* EXERCISE BRIEF
Can you convert the records below into a JSON list of strings, with one string per line and blank lines omitted? Leave the pictures out of your answer.

* DATA PROVIDED
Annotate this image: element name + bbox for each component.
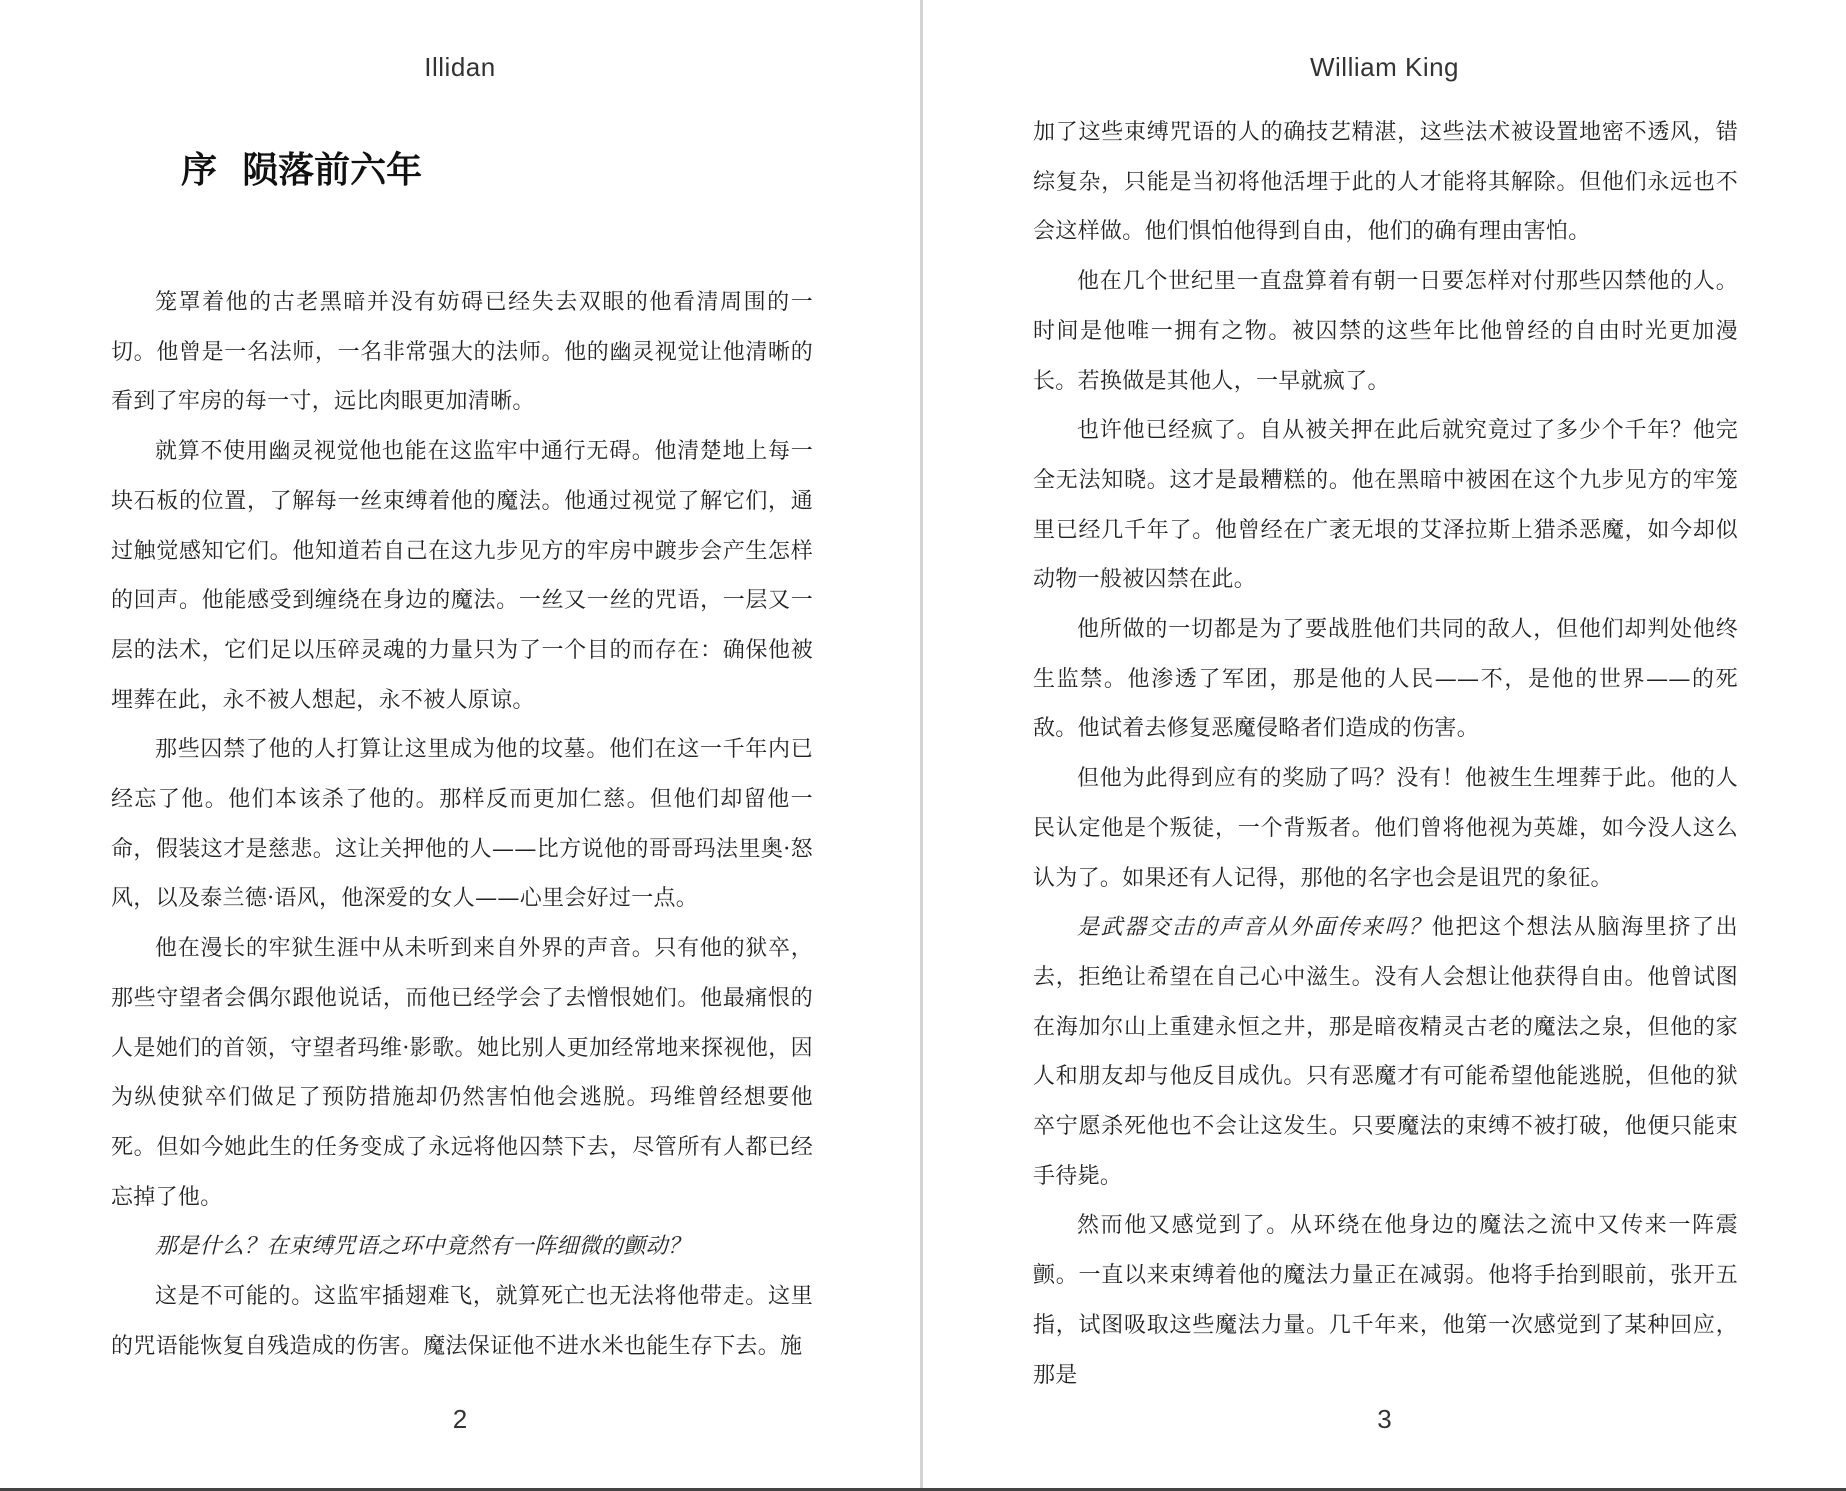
paragraph xyxy=(111,427,813,725)
paragraph-text: 但他为此得到应有的奖励了吗？没有！他被生生埋葬于此。他的人民认定他是个叛徒，一个背叛者。他们曾将他视为英雄，如今没人这么认为了。如果还有人记得，那他的名字也会是诅咒的象征。 xyxy=(1033,766,1738,891)
paragraph-text: 也许他已经疯了。自从被关押在此后就究竟过了多少个千年？他完全无法知晓。这才是最糟糕的。他在黑暗中被困在这个九步见方的牢笼里已经几千年了。他曾经在广袤无垠的艾泽拉斯上猎杀恶魔，如今却似动物一般被囚禁在此。 xyxy=(1033,418,1738,593)
paragraph-text: 笼罩着他的古老黑暗并没有妨碍已经失去双眼的他看清周围的一切。他曾是一名法师，一名非常强大的法师。他的幽灵视觉让他清晰的看到了牢房的每一寸，远比肉眼更加清晰。 xyxy=(111,290,813,415)
right-page xyxy=(923,0,1846,1491)
paragraph-text: 他在几个世纪里一直盘算着有朝一日要怎样对付那些囚禁他的人。时间是他唯一拥有之物。被囚禁的这些年比他曾经的自由时光更加漫长。若换做是其他人，一早就疯了。 xyxy=(1033,269,1738,394)
paragraph-text: 他在漫长的牢狱生涯中从未听到来自外界的声音。只有他的狱卒，那些守望者会偶尔跟他说话，而他已经学会了去憎恨她们。他最痛恨的人是她们的首领，守望者玛维·影歌。她比别人更加经常地来探视他，因为纵使狱卒们做足了预防措施却仍然害怕他会逃脱。玛维曾经想要他死。但如今她此生的任务变成了永远将他囚禁下去，尽管所有人都已经忘掉了他。 xyxy=(111,936,813,1210)
paragraph xyxy=(1033,406,1738,605)
paragraph-text: 这是不可能的。这监牢插翅难飞，就算死亡也无法将他带走。这里的咒语能恢复自残造成的伤害。魔法保证他不进水米也能生存下去。施 xyxy=(111,1284,813,1359)
paragraph-text: 他所做的一切都是为了要战胜他们共同的敌人，但他们却判处他终生监禁。他渗透了军团，那是他的人民——不，是他的世界——的死敌。他试着去修复恶魔侵略者们造成的伤害。 xyxy=(1033,617,1738,742)
paragraph xyxy=(111,1222,813,1272)
paragraph-text: 那些囚禁了他的人打算让这里成为他的坟墓。他们在这一千年内已经忘了他。他们本该杀了他的。那样反而更加仁慈。但他们却留他一命，假装这才是慈悲。这让关押他的人——比方说他的哥哥玛法里奥·怒风，以及泰兰德·语风，他深爱的女人——心里会好过一点。 xyxy=(111,737,813,912)
chapter-title: 序 陨落前六年 xyxy=(181,150,423,191)
running-head-right: William King xyxy=(1309,52,1460,82)
paragraph-italic: 是武器交击的声音从外面传来吗？ xyxy=(1077,915,1432,941)
paragraph-text: 他把这个想法从脑海里挤了出去，拒绝让希望在自己心中滋生。没有人会想让他获得自由。他曾试图在海加尔山上重建永恒之井，那是暗夜精灵古老的魔法之泉，但他的家人和朋友却与他反目成仇。只有恶魔才有可能希望他能逃脱，但他的狱卒宁愿杀死他也不会让这发生。只要魔法的束缚不被打破，他便只能束手待毙。 xyxy=(1033,915,1738,1189)
paragraph-continued xyxy=(1033,108,1738,257)
paragraph xyxy=(111,725,813,924)
running-head-left: Illidan xyxy=(424,52,496,82)
left-page-body xyxy=(111,278,813,1371)
paragraph xyxy=(1033,754,1738,903)
right-page-body xyxy=(1033,108,1738,1400)
paragraph xyxy=(111,1272,813,1371)
left-page xyxy=(0,0,920,1491)
paragraph-text: 然而他又感觉到了。从环绕在他身边的魔法之流中又传来一阵震颤。一直以来束缚着他的魔法力量正在减弱。他将手抬到眼前，张开五指，试图吸取这些魔法力量。几千年来，他第一次感觉到了某种回应，那是 xyxy=(1033,1213,1738,1388)
page-number-right: 3 xyxy=(1377,1404,1392,1434)
paragraph xyxy=(1033,1201,1738,1400)
paragraph xyxy=(1033,257,1738,406)
paragraph-text: 就算不使用幽灵视觉他也能在这监牢中通行无碍。他清楚地上每一块石板的位置，了解每一丝束缚着他的魔法。他通过视觉了解它们，通过触觉感知它们。他知道若自己在这九步见方的牢房中踱步会产生怎样的回声。他能感受到缠绕在身边的魔法。一丝又一丝的咒语，一层又一层的法术，它们足以压碎灵魂的力量只为了一个目的而存在：确保他被埋葬在此，永不被人想起，永不被人原谅。 xyxy=(111,439,813,713)
paragraph-italic: 那是什么？在束缚咒语之环中竟然有一阵细微的颤动？ xyxy=(155,1234,691,1260)
paragraph xyxy=(1033,903,1738,1201)
paragraph xyxy=(111,278,813,427)
paragraph-text: 加了这些束缚咒语的人的确技艺精湛，这些法术被设置地密不透风，错综复杂，只能是当初将他活埋于此的人才能将其解除。但他们永远也不会这样做。他们惧怕他得到自由，他们的确有理由害怕。 xyxy=(1033,120,1738,245)
paragraph xyxy=(1033,605,1738,754)
page-number-left: 2 xyxy=(452,1404,468,1434)
paragraph xyxy=(111,924,813,1222)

* EXERCISE RESULT
[
  "Annotate this image: element name + bbox for each component.",
  "paragraph xyxy=(111,427,813,725)",
  "paragraph-text: 但他为此得到应有的奖励了吗？没有！他被生生埋葬于此。他的人民认定他是个叛徒，一个背叛者。他们曾将他视为英雄，如今没人这么认为了。如果还有人记得，那他的名字也会是诅咒的象征。 xyxy=(1033,766,1738,891)",
  "paragraph-text: 也许他已经疯了。自从被关押在此后就究竟过了多少个千年？他完全无法知晓。这才是最糟糕的。他在黑暗中被困在这个九步见方的牢笼里已经几千年了。他曾经在广袤无垠的艾泽拉斯上猎杀恶魔，如今却似动物一般被囚禁在此。 xyxy=(1033,418,1738,593)",
  "paragraph-text: 笼罩着他的古老黑暗并没有妨碍已经失去双眼的他看清周围的一切。他曾是一名法师，一名非常强大的法师。他的幽灵视觉让他清晰的看到了牢房的每一寸，远比肉眼更加清晰。 xyxy=(111,290,813,415)",
  "right-page xyxy=(923,0,1846,1491)",
  "paragraph-text: 他在几个世纪里一直盘算着有朝一日要怎样对付那些囚禁他的人。时间是他唯一拥有之物。被囚禁的这些年比他曾经的自由时光更加漫长。若换做是其他人，一早就疯了。 xyxy=(1033,269,1738,394)",
  "paragraph-text: 他在漫长的牢狱生涯中从未听到来自外界的声音。只有他的狱卒，那些守望者会偶尔跟他说话，而他已经学会了去憎恨她们。他最痛恨的人是她们的首领，守望者玛维·影歌。她比别人更加经常地来探视他，因为纵使狱卒们做足了预防措施却仍然害怕他会逃脱。玛维曾经想要他死。但如今她此生的任务变成了永远将他囚禁下去，尽管所有人都已经忘掉了他。 xyxy=(111,936,813,1210)",
  "paragraph xyxy=(1033,406,1738,605)",
  "paragraph-text: 这是不可能的。这监牢插翅难飞，就算死亡也无法将他带走。这里的咒语能恢复自残造成的伤害。魔法保证他不进水米也能生存下去。施 xyxy=(111,1284,813,1359)",
  "paragraph-text: 他所做的一切都是为了要战胜他们共同的敌人，但他们却判处他终生监禁。他渗透了军团，那是他的人民——不，是他的世界——的死敌。他试着去修复恶魔侵略者们造成的伤害。 xyxy=(1033,617,1738,742)",
  "paragraph xyxy=(111,1222,813,1272)",
  "paragraph-text: 那些囚禁了他的人打算让这里成为他的坟墓。他们在这一千年内已经忘了他。他们本该杀了他的。那样反而更加仁慈。但他们却留他一命，假装这才是慈悲。这让关押他的人——比方说他的哥哥玛法里奥·怒风，以及泰兰德·语风，他深爱的女人——心里会好过一点。 xyxy=(111,737,813,912)",
  "chapter-title: 序 陨落前六年 xyxy=(181,150,423,191)",
  "running-head-right: William King xyxy=(1309,52,1460,82)",
  "paragraph-italic: 是武器交击的声音从外面传来吗？ xyxy=(1077,915,1432,941)",
  "paragraph-text: 他把这个想法从脑海里挤了出去，拒绝让希望在自己心中滋生。没有人会想让他获得自由。他曾试图在海加尔山上重建永恒之井，那是暗夜精灵古老的魔法之泉，但他的家人和朋友却与他反目成仇。只有恶魔才有可能希望他能逃脱，但他的狱卒宁愿杀死他也不会让这发生。只要魔法的束缚不被打破，他便只能束手待毙。 xyxy=(1033,915,1738,1189)",
  "paragraph-continued xyxy=(1033,108,1738,257)",
  "paragraph xyxy=(111,725,813,924)",
  "running-head-left: Illidan xyxy=(424,52,496,82)",
  "left-page-body xyxy=(111,278,813,1371)",
  "paragraph xyxy=(1033,754,1738,903)",
  "right-page-body xyxy=(1033,108,1738,1400)",
  "paragraph xyxy=(111,1272,813,1371)",
  "left-page xyxy=(0,0,920,1491)",
  "paragraph-text: 然而他又感觉到了。从环绕在他身边的魔法之流中又传来一阵震颤。一直以来束缚着他的魔法力量正在减弱。他将手抬到眼前，张开五指，试图吸取这些魔法力量。几千年来，他第一次感觉到了某种回应，那是 xyxy=(1033,1213,1738,1388)",
  "page-number-right: 3 xyxy=(1377,1404,1392,1434)",
  "paragraph xyxy=(1033,1201,1738,1400)",
  "paragraph xyxy=(1033,257,1738,406)",
  "paragraph-text: 就算不使用幽灵视觉他也能在这监牢中通行无碍。他清楚地上每一块石板的位置，了解每一丝束缚着他的魔法。他通过视觉了解它们，通过触觉感知它们。他知道若自己在这九步见方的牢房中踱步会产生怎样的回声。他能感受到缠绕在身边的魔法。一丝又一丝的咒语，一层又一层的法术，它们足以压碎灵魂的力量只为了一个目的而存在：确保他被埋葬在此，永不被人想起，永不被人原谅。 xyxy=(111,439,813,713)",
  "paragraph-italic: 那是什么？在束缚咒语之环中竟然有一阵细微的颤动？ xyxy=(155,1234,691,1260)",
  "paragraph xyxy=(1033,903,1738,1201)",
  "paragraph xyxy=(111,278,813,427)",
  "paragraph-text: 加了这些束缚咒语的人的确技艺精湛，这些法术被设置地密不透风，错综复杂，只能是当初将他活埋于此的人才能将其解除。但他们永远也不会这样做。他们惧怕他得到自由，他们的确有理由害怕。 xyxy=(1033,120,1738,245)",
  "paragraph xyxy=(1033,605,1738,754)",
  "page-number-left: 2 xyxy=(452,1404,468,1434)",
  "paragraph xyxy=(111,924,813,1222)"
]